→ **Written exercise**
Copy out every line of the data exactly.

→ **Exercise material**
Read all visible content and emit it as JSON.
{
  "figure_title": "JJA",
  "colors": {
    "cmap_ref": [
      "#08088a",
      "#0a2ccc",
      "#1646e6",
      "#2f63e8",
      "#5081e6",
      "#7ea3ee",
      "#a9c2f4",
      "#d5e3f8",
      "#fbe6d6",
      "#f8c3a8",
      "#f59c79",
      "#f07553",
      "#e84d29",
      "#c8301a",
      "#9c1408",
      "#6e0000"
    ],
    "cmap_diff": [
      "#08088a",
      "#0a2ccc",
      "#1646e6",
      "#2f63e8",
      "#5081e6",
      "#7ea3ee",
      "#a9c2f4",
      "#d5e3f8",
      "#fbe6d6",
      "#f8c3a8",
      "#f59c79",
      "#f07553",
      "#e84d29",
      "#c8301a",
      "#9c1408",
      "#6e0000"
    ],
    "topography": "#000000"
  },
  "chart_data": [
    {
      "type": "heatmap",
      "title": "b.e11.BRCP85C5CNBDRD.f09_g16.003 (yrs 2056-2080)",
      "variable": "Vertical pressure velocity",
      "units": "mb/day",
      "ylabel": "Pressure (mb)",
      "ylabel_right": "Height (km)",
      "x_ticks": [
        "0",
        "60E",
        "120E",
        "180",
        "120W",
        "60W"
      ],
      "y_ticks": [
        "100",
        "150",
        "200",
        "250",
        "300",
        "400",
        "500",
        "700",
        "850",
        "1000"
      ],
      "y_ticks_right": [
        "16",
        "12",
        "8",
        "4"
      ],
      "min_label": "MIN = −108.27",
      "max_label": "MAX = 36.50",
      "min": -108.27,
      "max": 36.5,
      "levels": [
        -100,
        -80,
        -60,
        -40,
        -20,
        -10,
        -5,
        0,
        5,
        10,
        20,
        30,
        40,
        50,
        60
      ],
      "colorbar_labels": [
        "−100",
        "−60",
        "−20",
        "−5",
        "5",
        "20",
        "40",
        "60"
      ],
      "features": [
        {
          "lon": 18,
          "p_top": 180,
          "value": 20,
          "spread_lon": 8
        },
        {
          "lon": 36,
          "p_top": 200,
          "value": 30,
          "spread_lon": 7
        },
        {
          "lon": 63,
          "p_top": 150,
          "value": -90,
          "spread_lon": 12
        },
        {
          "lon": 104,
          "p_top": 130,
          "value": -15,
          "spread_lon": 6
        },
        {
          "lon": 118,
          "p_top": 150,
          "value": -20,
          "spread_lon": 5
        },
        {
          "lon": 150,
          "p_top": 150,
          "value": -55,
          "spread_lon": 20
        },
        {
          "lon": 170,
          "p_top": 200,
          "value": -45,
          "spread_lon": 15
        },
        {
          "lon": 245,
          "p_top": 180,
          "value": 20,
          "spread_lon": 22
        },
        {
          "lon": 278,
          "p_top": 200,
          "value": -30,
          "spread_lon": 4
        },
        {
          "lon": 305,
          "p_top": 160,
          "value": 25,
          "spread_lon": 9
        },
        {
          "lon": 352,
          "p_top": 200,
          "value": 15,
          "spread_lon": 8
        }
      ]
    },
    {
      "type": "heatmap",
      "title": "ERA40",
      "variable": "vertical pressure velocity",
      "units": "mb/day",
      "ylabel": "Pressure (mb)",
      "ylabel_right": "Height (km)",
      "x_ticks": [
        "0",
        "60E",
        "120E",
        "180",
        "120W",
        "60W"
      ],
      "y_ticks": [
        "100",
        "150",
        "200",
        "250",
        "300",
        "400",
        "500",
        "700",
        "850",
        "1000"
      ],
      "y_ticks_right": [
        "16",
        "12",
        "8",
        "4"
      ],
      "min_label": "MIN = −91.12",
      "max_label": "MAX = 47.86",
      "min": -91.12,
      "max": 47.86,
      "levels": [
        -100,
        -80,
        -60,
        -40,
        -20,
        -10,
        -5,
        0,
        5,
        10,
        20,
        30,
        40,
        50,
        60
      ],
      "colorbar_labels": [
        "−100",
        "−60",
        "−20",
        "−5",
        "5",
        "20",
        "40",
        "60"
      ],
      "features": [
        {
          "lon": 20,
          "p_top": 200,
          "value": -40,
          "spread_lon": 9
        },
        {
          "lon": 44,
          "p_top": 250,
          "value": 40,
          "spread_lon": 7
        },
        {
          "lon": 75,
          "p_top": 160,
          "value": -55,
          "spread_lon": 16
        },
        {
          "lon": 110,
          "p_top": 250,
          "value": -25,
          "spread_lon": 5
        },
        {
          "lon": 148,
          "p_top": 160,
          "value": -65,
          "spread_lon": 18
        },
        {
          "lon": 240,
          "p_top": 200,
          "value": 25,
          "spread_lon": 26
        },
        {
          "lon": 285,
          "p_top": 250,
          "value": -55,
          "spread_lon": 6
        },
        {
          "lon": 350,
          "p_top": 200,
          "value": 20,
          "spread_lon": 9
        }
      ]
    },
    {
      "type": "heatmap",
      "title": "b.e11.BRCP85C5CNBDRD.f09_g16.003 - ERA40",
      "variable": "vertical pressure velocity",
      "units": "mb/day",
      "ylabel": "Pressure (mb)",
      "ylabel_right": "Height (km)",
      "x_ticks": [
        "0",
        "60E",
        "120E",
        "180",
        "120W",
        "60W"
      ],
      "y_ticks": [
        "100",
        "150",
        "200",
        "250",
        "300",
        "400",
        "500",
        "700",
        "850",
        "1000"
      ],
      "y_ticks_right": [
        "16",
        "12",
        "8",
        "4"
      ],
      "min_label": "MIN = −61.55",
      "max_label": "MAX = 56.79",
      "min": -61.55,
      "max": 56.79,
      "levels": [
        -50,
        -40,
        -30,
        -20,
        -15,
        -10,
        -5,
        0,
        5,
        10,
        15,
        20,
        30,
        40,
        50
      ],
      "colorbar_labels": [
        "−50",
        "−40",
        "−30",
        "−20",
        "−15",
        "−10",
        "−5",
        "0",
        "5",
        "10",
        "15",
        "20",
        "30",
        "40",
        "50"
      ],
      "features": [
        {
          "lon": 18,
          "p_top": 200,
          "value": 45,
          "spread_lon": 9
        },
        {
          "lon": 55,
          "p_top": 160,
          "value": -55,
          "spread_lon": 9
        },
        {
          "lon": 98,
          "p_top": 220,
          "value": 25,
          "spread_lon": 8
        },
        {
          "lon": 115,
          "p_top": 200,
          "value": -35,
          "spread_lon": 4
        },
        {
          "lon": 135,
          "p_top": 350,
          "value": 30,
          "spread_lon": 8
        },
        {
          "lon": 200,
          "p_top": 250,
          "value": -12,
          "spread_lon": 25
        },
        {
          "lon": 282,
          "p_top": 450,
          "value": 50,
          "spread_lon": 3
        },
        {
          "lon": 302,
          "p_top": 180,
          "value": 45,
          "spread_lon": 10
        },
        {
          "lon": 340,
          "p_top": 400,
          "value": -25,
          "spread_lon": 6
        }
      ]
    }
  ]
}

→ **Answer for the task**
Read all visible content and emit it as JSON.
{
  "figure_title": "JJA",
  "colors": {
    "cmap_ref": [
      "#08088a",
      "#0a2ccc",
      "#1646e6",
      "#2f63e8",
      "#5081e6",
      "#7ea3ee",
      "#a9c2f4",
      "#d5e3f8",
      "#fbe6d6",
      "#f8c3a8",
      "#f59c79",
      "#f07553",
      "#e84d29",
      "#c8301a",
      "#9c1408",
      "#6e0000"
    ],
    "cmap_diff": [
      "#08088a",
      "#0a2ccc",
      "#1646e6",
      "#2f63e8",
      "#5081e6",
      "#7ea3ee",
      "#a9c2f4",
      "#d5e3f8",
      "#fbe6d6",
      "#f8c3a8",
      "#f59c79",
      "#f07553",
      "#e84d29",
      "#c8301a",
      "#9c1408",
      "#6e0000"
    ],
    "topography": "#000000"
  },
  "chart_data": [
    {
      "type": "heatmap",
      "title": "b.e11.BRCP85C5CNBDRD.f09_g16.003 (yrs 2056-2080)",
      "variable": "Vertical pressure velocity",
      "units": "mb/day",
      "ylabel": "Pressure (mb)",
      "ylabel_right": "Height (km)",
      "x_ticks": [
        "0",
        "60E",
        "120E",
        "180",
        "120W",
        "60W"
      ],
      "y_ticks": [
        "100",
        "150",
        "200",
        "250",
        "300",
        "400",
        "500",
        "700",
        "850",
        "1000"
      ],
      "y_ticks_right": [
        "16",
        "12",
        "8",
        "4"
      ],
      "min_label": "MIN = −108.27",
      "max_label": "MAX = 36.50",
      "min": -108.27,
      "max": 36.5,
      "levels": [
        -100,
        -80,
        -60,
        -40,
        -20,
        -10,
        -5,
        0,
        5,
        10,
        20,
        30,
        40,
        50,
        60
      ],
      "colorbar_labels": [
        "−100",
        "−60",
        "−20",
        "−5",
        "5",
        "20",
        "40",
        "60"
      ],
      "features": [
        {
          "lon": 18,
          "p_top": 180,
          "value": 20,
          "spread_lon": 8
        },
        {
          "lon": 36,
          "p_top": 200,
          "value": 30,
          "spread_lon": 7
        },
        {
          "lon": 63,
          "p_top": 150,
          "value": -90,
          "spread_lon": 12
        },
        {
          "lon": 104,
          "p_top": 130,
          "value": -15,
          "spread_lon": 6
        },
        {
          "lon": 118,
          "p_top": 150,
          "value": -20,
          "spread_lon": 5
        },
        {
          "lon": 150,
          "p_top": 150,
          "value": -55,
          "spread_lon": 20
        },
        {
          "lon": 170,
          "p_top": 200,
          "value": -45,
          "spread_lon": 15
        },
        {
          "lon": 245,
          "p_top": 180,
          "value": 20,
          "spread_lon": 22
        },
        {
          "lon": 278,
          "p_top": 200,
          "value": -30,
          "spread_lon": 4
        },
        {
          "lon": 305,
          "p_top": 160,
          "value": 25,
          "spread_lon": 9
        },
        {
          "lon": 352,
          "p_top": 200,
          "value": 15,
          "spread_lon": 8
        }
      ]
    },
    {
      "type": "heatmap",
      "title": "ERA40",
      "variable": "vertical pressure velocity",
      "units": "mb/day",
      "ylabel": "Pressure (mb)",
      "ylabel_right": "Height (km)",
      "x_ticks": [
        "0",
        "60E",
        "120E",
        "180",
        "120W",
        "60W"
      ],
      "y_ticks": [
        "100",
        "150",
        "200",
        "250",
        "300",
        "400",
        "500",
        "700",
        "850",
        "1000"
      ],
      "y_ticks_right": [
        "16",
        "12",
        "8",
        "4"
      ],
      "min_label": "MIN = −91.12",
      "max_label": "MAX = 47.86",
      "min": -91.12,
      "max": 47.86,
      "levels": [
        -100,
        -80,
        -60,
        -40,
        -20,
        -10,
        -5,
        0,
        5,
        10,
        20,
        30,
        40,
        50,
        60
      ],
      "colorbar_labels": [
        "−100",
        "−60",
        "−20",
        "−5",
        "5",
        "20",
        "40",
        "60"
      ],
      "features": [
        {
          "lon": 20,
          "p_top": 200,
          "value": -40,
          "spread_lon": 9
        },
        {
          "lon": 44,
          "p_top": 250,
          "value": 40,
          "spread_lon": 7
        },
        {
          "lon": 75,
          "p_top": 160,
          "value": -55,
          "spread_lon": 16
        },
        {
          "lon": 110,
          "p_top": 250,
          "value": -25,
          "spread_lon": 5
        },
        {
          "lon": 148,
          "p_top": 160,
          "value": -65,
          "spread_lon": 18
        },
        {
          "lon": 240,
          "p_top": 200,
          "value": 25,
          "spread_lon": 26
        },
        {
          "lon": 285,
          "p_top": 250,
          "value": -55,
          "spread_lon": 6
        },
        {
          "lon": 350,
          "p_top": 200,
          "value": 20,
          "spread_lon": 9
        }
      ]
    },
    {
      "type": "heatmap",
      "title": "b.e11.BRCP85C5CNBDRD.f09_g16.003 - ERA40",
      "variable": "vertical pressure velocity",
      "units": "mb/day",
      "ylabel": "Pressure (mb)",
      "ylabel_right": "Height (km)",
      "x_ticks": [
        "0",
        "60E",
        "120E",
        "180",
        "120W",
        "60W"
      ],
      "y_ticks": [
        "100",
        "150",
        "200",
        "250",
        "300",
        "400",
        "500",
        "700",
        "850",
        "1000"
      ],
      "y_ticks_right": [
        "16",
        "12",
        "8",
        "4"
      ],
      "min_label": "MIN = −61.55",
      "max_label": "MAX = 56.79",
      "min": -61.55,
      "max": 56.79,
      "levels": [
        -50,
        -40,
        -30,
        -20,
        -15,
        -10,
        -5,
        0,
        5,
        10,
        15,
        20,
        30,
        40,
        50
      ],
      "colorbar_labels": [
        "−50",
        "−40",
        "−30",
        "−20",
        "−15",
        "−10",
        "−5",
        "0",
        "5",
        "10",
        "15",
        "20",
        "30",
        "40",
        "50"
      ],
      "features": [
        {
          "lon": 18,
          "p_top": 200,
          "value": 45,
          "spread_lon": 9
        },
        {
          "lon": 55,
          "p_top": 160,
          "value": -55,
          "spread_lon": 9
        },
        {
          "lon": 98,
          "p_top": 220,
          "value": 25,
          "spread_lon": 8
        },
        {
          "lon": 115,
          "p_top": 200,
          "value": -35,
          "spread_lon": 4
        },
        {
          "lon": 135,
          "p_top": 350,
          "value": 30,
          "spread_lon": 8
        },
        {
          "lon": 200,
          "p_top": 250,
          "value": -12,
          "spread_lon": 25
        },
        {
          "lon": 282,
          "p_top": 450,
          "value": 50,
          "spread_lon": 3
        },
        {
          "lon": 302,
          "p_top": 180,
          "value": 45,
          "spread_lon": 10
        },
        {
          "lon": 340,
          "p_top": 400,
          "value": -25,
          "spread_lon": 6
        }
      ]
    }
  ]
}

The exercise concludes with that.